Work to do
Using the entries below, return word for word the lines from the one containing "Output a JSON" up to and including the last.

Material for the task
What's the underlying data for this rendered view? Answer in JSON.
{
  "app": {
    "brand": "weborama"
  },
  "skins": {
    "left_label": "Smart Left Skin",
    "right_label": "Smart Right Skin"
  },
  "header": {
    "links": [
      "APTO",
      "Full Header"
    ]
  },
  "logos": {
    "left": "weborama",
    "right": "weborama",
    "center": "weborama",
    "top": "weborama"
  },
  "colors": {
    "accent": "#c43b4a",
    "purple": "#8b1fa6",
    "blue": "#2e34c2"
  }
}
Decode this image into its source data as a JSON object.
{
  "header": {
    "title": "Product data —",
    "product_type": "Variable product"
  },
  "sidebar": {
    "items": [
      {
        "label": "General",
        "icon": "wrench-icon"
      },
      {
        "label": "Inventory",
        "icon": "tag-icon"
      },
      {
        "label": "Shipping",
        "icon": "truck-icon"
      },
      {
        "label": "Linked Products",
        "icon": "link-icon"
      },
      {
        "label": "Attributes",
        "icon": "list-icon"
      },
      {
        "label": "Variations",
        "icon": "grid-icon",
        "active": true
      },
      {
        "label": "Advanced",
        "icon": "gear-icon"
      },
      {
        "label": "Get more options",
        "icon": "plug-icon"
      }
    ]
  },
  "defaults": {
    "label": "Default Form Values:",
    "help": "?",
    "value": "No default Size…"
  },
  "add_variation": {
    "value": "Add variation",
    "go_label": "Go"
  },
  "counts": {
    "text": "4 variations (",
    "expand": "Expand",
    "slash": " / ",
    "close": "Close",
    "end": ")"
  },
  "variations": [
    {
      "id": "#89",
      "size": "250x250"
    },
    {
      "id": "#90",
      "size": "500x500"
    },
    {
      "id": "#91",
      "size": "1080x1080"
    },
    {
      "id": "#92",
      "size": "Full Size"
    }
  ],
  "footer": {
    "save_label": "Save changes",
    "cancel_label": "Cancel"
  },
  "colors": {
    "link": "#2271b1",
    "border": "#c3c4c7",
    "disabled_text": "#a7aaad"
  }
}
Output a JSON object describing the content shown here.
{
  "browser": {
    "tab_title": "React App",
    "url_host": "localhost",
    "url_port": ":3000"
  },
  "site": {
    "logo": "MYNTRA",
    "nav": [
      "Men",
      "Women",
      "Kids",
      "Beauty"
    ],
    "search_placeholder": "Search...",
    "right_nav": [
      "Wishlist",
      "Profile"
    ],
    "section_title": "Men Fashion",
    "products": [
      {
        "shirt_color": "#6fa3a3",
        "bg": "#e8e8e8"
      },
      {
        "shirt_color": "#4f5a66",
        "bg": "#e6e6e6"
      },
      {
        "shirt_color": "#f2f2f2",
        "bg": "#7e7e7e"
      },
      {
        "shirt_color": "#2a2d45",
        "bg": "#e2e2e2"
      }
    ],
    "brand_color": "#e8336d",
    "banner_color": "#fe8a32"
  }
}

The completed task
Output a JSON object describing the content shown here.
{
  "browser": {
    "tab_title": "React App",
    "url_host": "localhost",
    "url_port": ":3000"
  },
  "site": {
    "logo": "MYNTRA",
    "nav": [
      "Men",
      "Women",
      "Kids",
      "Beauty"
    ],
    "search_placeholder": "Search...",
    "right_nav": [
      "Wishlist",
      "Profile"
    ],
    "section_title": "Men Fashion",
    "products": [
      {
        "shirt_color": "#6fa3a3",
        "bg": "#e8e8e8"
      },
      {
        "shirt_color": "#4f5a66",
        "bg": "#e6e6e6"
      },
      {
        "shirt_color": "#f2f2f2",
        "bg": "#7e7e7e"
      },
      {
        "shirt_color": "#2a2d45",
        "bg": "#e2e2e2"
      }
    ],
    "brand_color": "#e8336d",
    "banner_color": "#fe8a32"
  }
}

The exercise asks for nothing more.